● **Aim of the task**:
Copy the lines word for word, from the first line through the line that contains "x-tick-label: 2022 <box>1529 1097".
**** Records for the task ****
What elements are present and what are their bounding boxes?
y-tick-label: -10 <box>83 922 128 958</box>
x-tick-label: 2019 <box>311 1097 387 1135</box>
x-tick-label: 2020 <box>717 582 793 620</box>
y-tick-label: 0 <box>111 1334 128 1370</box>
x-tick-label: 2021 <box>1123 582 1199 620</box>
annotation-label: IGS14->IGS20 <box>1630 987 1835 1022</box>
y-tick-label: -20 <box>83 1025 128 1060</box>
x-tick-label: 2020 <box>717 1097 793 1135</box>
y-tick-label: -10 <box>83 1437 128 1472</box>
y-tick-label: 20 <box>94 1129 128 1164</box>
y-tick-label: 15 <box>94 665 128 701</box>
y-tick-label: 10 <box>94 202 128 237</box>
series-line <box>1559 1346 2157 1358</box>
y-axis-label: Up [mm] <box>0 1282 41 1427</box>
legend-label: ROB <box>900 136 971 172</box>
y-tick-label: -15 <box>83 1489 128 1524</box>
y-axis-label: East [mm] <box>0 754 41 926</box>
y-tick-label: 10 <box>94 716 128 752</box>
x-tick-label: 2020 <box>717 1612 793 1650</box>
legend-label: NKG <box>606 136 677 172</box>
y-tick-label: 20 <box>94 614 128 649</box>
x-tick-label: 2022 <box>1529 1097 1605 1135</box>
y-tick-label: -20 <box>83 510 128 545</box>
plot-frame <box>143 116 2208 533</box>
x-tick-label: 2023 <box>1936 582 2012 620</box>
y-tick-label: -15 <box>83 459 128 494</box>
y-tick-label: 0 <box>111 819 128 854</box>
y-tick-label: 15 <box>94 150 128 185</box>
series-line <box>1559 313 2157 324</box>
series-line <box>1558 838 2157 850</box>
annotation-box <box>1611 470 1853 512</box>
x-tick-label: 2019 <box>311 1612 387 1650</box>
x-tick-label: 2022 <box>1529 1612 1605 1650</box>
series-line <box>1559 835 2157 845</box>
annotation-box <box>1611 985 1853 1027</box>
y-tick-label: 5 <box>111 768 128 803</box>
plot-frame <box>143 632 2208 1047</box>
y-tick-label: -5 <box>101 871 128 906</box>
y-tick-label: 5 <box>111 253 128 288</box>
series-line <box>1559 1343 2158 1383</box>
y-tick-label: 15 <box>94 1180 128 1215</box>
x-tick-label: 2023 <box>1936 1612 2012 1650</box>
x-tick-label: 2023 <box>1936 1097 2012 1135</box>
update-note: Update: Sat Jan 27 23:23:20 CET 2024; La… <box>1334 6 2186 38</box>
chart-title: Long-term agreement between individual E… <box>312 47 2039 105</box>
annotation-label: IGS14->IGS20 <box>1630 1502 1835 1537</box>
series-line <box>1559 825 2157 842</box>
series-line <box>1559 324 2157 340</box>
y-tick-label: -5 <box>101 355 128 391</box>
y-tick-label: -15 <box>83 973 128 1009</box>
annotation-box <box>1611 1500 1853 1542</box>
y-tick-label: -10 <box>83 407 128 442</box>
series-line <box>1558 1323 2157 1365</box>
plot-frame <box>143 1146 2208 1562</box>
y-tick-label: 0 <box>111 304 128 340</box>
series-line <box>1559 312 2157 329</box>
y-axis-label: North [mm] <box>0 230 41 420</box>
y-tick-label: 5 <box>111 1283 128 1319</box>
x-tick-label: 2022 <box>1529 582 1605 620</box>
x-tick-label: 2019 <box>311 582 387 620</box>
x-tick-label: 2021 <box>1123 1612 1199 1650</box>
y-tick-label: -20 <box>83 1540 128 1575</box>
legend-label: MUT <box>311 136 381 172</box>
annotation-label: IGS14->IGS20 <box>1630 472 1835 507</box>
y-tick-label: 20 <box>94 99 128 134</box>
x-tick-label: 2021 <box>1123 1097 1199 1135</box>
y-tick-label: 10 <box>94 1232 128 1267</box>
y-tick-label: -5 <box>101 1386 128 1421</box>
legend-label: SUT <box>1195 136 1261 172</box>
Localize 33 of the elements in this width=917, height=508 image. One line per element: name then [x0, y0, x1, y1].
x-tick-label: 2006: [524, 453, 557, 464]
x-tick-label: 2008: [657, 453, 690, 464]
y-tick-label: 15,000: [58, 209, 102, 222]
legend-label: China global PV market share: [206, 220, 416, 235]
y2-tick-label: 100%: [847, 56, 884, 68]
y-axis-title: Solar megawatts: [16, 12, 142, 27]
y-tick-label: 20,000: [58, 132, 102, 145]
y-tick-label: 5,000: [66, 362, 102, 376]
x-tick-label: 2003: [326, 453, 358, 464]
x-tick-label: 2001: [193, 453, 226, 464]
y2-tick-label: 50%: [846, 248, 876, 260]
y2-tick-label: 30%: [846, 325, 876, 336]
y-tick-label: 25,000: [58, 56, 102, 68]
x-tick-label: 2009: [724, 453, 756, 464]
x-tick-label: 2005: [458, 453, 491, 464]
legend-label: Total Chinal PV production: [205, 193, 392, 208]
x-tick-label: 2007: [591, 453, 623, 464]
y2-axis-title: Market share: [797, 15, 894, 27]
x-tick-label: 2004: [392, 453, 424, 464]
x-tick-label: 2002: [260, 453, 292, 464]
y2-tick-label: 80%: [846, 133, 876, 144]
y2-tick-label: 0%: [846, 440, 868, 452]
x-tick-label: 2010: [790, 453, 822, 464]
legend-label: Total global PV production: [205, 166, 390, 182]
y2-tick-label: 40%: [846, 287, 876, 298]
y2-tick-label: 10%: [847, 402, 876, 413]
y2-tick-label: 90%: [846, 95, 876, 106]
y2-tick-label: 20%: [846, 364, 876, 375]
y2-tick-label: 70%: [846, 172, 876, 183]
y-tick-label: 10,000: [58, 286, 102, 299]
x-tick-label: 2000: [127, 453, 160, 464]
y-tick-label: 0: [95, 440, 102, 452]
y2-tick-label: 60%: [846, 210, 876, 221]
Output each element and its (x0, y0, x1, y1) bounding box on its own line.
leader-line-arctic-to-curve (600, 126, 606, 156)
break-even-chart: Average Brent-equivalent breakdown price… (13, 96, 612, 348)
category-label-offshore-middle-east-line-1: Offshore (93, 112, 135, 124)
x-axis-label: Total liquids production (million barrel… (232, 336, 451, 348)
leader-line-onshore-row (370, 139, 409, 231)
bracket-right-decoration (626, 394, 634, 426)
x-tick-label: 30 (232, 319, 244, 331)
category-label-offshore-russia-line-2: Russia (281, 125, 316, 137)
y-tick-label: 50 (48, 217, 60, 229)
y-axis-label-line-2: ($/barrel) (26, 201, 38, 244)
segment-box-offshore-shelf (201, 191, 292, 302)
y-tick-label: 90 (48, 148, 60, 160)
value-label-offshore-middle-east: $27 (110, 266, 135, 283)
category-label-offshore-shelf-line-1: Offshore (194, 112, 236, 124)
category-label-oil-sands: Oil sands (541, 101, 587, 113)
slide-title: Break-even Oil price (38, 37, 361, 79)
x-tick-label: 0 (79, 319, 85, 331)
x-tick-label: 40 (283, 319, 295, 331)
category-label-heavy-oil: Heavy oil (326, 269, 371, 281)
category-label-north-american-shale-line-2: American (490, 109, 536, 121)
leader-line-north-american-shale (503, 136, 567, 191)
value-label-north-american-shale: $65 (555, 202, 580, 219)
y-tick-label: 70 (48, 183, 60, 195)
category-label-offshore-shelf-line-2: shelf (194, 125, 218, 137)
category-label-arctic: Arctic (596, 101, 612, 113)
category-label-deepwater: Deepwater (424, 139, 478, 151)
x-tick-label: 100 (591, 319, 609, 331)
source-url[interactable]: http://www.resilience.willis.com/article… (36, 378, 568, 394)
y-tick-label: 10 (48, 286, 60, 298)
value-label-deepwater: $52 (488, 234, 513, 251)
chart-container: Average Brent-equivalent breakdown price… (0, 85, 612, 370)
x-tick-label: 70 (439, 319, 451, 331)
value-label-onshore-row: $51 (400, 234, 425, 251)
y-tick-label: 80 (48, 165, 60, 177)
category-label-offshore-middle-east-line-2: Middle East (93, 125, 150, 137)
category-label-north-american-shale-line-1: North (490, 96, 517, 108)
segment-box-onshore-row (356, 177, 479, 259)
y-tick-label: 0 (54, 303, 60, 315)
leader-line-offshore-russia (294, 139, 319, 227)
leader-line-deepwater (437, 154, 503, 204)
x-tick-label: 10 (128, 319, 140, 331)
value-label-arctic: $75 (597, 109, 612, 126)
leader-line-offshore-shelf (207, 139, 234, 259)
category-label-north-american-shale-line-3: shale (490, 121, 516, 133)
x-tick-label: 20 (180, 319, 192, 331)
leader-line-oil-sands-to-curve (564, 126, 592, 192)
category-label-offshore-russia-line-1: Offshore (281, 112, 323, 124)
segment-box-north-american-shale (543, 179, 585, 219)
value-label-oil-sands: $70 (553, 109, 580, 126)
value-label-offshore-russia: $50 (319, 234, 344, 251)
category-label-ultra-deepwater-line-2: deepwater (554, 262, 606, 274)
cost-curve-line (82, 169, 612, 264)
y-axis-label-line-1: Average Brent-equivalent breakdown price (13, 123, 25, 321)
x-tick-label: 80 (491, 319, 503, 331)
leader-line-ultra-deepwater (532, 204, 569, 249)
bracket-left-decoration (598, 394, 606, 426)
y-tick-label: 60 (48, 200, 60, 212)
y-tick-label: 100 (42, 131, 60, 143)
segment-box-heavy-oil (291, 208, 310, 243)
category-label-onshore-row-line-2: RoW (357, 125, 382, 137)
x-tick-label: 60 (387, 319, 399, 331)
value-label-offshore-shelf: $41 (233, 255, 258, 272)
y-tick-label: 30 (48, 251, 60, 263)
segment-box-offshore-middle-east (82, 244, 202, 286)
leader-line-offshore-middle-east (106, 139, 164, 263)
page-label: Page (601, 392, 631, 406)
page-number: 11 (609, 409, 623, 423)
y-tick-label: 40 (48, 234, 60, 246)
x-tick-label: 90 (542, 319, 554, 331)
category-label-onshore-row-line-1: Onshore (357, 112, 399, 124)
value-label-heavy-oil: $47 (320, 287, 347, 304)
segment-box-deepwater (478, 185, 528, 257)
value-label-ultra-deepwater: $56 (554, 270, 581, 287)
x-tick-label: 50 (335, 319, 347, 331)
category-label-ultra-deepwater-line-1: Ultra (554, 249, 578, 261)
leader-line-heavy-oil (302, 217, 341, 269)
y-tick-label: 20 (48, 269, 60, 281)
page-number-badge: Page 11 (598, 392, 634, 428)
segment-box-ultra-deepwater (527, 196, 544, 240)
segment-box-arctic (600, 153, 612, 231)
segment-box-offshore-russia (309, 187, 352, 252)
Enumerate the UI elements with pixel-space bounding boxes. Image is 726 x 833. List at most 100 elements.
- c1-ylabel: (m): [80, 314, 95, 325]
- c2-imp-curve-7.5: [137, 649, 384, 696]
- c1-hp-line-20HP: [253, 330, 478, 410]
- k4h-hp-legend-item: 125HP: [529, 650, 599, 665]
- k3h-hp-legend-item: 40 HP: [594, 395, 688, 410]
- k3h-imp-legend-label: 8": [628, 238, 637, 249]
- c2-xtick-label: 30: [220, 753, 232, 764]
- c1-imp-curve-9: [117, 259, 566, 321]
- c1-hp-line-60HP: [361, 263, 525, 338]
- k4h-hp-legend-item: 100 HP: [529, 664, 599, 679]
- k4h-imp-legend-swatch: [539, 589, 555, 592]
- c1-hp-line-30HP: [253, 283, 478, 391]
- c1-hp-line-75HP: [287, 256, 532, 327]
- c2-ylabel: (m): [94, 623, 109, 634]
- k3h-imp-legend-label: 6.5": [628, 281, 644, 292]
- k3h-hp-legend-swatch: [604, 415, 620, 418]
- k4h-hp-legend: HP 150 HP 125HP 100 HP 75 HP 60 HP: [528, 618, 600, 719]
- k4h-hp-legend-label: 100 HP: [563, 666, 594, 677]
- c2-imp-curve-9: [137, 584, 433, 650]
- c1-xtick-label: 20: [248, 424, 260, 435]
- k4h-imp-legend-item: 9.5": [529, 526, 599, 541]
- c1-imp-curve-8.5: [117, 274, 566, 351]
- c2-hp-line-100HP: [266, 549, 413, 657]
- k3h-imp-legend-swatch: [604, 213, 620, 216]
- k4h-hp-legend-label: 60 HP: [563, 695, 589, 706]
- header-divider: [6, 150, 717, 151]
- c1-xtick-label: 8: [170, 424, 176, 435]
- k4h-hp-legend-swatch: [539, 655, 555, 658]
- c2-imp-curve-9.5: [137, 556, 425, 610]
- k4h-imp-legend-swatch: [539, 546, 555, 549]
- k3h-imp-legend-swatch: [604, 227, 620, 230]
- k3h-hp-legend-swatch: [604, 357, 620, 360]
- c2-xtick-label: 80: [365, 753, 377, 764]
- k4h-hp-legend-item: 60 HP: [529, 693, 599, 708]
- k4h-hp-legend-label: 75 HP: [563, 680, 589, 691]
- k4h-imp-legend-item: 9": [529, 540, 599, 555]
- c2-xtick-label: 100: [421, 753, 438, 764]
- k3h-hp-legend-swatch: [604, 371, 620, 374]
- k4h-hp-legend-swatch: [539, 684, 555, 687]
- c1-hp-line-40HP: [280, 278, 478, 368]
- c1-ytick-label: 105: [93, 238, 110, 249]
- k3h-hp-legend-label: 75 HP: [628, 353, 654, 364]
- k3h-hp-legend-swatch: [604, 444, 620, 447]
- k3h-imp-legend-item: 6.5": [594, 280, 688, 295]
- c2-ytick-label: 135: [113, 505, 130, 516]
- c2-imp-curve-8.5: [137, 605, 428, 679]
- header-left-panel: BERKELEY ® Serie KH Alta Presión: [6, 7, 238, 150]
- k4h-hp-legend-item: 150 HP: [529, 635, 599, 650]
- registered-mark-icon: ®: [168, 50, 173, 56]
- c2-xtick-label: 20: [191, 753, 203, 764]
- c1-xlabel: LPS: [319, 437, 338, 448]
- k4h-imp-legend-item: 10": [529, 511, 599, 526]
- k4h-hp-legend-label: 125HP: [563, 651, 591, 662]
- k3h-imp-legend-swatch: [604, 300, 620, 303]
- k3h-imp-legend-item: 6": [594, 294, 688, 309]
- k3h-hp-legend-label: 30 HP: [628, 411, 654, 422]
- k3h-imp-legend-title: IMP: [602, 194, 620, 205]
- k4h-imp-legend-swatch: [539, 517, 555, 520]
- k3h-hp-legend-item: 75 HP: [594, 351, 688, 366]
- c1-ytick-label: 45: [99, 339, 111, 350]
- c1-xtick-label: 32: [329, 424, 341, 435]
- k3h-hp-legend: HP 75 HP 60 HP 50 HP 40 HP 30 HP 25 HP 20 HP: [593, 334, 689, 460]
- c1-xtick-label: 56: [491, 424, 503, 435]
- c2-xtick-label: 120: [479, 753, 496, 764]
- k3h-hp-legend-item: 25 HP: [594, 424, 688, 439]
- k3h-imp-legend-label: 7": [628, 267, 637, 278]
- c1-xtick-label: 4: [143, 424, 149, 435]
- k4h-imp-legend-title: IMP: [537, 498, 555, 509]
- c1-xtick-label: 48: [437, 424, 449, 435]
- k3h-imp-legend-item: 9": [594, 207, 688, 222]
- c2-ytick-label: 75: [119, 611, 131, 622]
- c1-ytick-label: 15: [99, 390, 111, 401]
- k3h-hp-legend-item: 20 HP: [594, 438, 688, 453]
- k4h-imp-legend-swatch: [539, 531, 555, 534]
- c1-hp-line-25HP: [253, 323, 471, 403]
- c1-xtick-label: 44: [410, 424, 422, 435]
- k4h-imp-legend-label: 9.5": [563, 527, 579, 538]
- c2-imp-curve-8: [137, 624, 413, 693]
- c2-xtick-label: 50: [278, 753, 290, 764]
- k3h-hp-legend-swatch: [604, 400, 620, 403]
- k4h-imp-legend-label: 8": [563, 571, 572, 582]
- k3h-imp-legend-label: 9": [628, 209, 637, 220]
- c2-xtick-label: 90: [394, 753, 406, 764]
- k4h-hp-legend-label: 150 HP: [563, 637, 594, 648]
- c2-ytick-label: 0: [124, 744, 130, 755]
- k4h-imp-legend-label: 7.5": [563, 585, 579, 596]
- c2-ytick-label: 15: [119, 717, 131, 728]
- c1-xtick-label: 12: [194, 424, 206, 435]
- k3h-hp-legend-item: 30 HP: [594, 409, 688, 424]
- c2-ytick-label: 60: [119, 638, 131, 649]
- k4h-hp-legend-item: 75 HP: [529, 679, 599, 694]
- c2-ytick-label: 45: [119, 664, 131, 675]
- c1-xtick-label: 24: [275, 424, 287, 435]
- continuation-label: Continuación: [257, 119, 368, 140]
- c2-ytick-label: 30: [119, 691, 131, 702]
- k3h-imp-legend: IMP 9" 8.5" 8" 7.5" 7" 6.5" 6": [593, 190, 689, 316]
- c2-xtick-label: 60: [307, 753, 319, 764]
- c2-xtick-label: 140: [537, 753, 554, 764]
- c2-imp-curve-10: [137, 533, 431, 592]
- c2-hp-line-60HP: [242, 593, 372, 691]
****
● **The output**:
What elements are present and what are their bounding boxes?
y-tick-label: -10 <box>83 922 128 958</box>
x-tick-label: 2019 <box>311 1097 387 1135</box>
x-tick-label: 2020 <box>717 582 793 620</box>
y-tick-label: 0 <box>111 1334 128 1370</box>
x-tick-label: 2021 <box>1123 582 1199 620</box>
annotation-label: IGS14->IGS20 <box>1630 987 1835 1022</box>
y-tick-label: -20 <box>83 1025 128 1060</box>
x-tick-label: 2020 <box>717 1097 793 1135</box>
y-tick-label: -10 <box>83 1437 128 1472</box>
y-tick-label: 20 <box>94 1129 128 1164</box>
y-tick-label: 15 <box>94 665 128 701</box>
y-tick-label: 10 <box>94 202 128 237</box>
series-line <box>1559 1346 2157 1358</box>
y-axis-label: Up [mm] <box>0 1282 41 1427</box>
legend-label: ROB <box>900 136 971 172</box>
y-tick-label: -15 <box>83 1489 128 1524</box>
y-axis-label: East [mm] <box>0 754 41 926</box>
y-tick-label: 10 <box>94 716 128 752</box>
x-tick-label: 2020 <box>717 1612 793 1650</box>
legend-label: NKG <box>606 136 677 172</box>
y-tick-label: 20 <box>94 614 128 649</box>
x-tick-label: 2022 <box>1529 1097 1605 1135</box>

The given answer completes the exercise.